====== Listed records ======

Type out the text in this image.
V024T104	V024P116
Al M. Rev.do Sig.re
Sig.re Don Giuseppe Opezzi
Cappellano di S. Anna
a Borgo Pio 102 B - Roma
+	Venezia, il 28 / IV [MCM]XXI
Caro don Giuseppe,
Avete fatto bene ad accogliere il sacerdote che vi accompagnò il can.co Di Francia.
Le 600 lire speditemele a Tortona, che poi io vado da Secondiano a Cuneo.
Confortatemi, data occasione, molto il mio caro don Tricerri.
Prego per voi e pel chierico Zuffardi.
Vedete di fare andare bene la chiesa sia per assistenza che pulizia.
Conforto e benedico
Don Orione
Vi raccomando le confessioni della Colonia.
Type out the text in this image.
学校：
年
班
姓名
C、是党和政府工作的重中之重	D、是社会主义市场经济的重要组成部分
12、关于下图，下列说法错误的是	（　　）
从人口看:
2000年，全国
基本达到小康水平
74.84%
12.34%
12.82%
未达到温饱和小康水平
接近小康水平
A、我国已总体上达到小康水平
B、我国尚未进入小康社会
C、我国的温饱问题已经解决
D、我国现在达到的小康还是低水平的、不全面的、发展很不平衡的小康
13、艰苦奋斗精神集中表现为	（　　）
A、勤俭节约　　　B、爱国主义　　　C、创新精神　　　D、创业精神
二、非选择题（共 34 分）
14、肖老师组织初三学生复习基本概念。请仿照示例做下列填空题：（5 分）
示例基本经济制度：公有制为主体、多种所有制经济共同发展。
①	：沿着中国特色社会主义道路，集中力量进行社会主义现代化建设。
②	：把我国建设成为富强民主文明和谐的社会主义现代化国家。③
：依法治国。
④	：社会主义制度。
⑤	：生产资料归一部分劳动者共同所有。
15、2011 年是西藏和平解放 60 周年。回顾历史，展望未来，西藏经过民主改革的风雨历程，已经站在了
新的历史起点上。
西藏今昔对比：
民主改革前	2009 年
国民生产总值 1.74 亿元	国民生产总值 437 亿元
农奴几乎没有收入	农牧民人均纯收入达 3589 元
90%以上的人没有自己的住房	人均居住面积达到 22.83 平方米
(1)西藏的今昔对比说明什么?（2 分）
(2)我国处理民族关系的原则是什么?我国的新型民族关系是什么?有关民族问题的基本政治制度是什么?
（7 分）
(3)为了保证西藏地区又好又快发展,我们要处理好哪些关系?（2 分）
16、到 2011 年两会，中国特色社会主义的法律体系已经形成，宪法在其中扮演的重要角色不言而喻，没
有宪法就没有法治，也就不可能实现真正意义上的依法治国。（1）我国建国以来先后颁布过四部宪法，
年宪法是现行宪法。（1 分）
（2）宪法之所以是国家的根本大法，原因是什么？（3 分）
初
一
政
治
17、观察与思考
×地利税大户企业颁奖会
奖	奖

======

# [Request]
Return all of the entries word for word.

# [Output for this exercise]
Type out the text in this image.
V024T104	V024P116
Al M. Rev.do Sig.re
Sig.re Don Giuseppe Opezzi
Cappellano di S. Anna
a Borgo Pio 102 B - Roma
+	Venezia, il 28 / IV [MCM]XXI
Caro don Giuseppe,
Avete fatto bene ad accogliere il sacerdote che vi accompagnò il can.co Di Francia.
Le 600 lire speditemele a Tortona, che poi io vado da Secondiano a Cuneo.
Confortatemi, data occasione, molto il mio caro don Tricerri.
Prego per voi e pel chierico Zuffardi.
Vedete di fare andare bene la chiesa sia per assistenza che pulizia.
Conforto e benedico
Don Orione
Vi raccomando le confessioni della Colonia.
Type out the text in this image.
学校：
年
班
姓名
C、是党和政府工作的重中之重	D、是社会主义市场经济的重要组成部分
12、关于下图，下列说法错误的是	（　　）
从人口看:
2000年，全国
基本达到小康水平
74.84%
12.34%
12.82%
未达到温饱和小康水平
接近小康水平
A、我国已总体上达到小康水平
B、我国尚未进入小康社会
C、我国的温饱问题已经解决
D、我国现在达到的小康还是低水平的、不全面的、发展很不平衡的小康
13、艰苦奋斗精神集中表现为	（　　）
A、勤俭节约　　　B、爱国主义　　　C、创新精神　　　D、创业精神
二、非选择题（共 34 分）
14、肖老师组织初三学生复习基本概念。请仿照示例做下列填空题：（5 分）
示例基本经济制度：公有制为主体、多种所有制经济共同发展。
①	：沿着中国特色社会主义道路，集中力量进行社会主义现代化建设。
②	：把我国建设成为富强民主文明和谐的社会主义现代化国家。③
：依法治国。
④	：社会主义制度。
⑤	：生产资料归一部分劳动者共同所有。
15、2011 年是西藏和平解放 60 周年。回顾历史，展望未来，西藏经过民主改革的风雨历程，已经站在了
新的历史起点上。
西藏今昔对比：
民主改革前	2009 年
国民生产总值 1.74 亿元	国民生产总值 437 亿元
农奴几乎没有收入	农牧民人均纯收入达 3589 元
90%以上的人没有自己的住房	人均居住面积达到 22.83 平方米
(1)西藏的今昔对比说明什么?（2 分）
(2)我国处理民族关系的原则是什么?我国的新型民族关系是什么?有关民族问题的基本政治制度是什么?
（7 分）
(3)为了保证西藏地区又好又快发展,我们要处理好哪些关系?（2 分）
16、到 2011 年两会，中国特色社会主义的法律体系已经形成，宪法在其中扮演的重要角色不言而喻，没
有宪法就没有法治，也就不可能实现真正意义上的依法治国。（1）我国建国以来先后颁布过四部宪法，
年宪法是现行宪法。（1 分）
（2）宪法之所以是国家的根本大法，原因是什么？（3 分）
初
一
政
治
17、观察与思考
×地利税大户企业颁奖会
奖	奖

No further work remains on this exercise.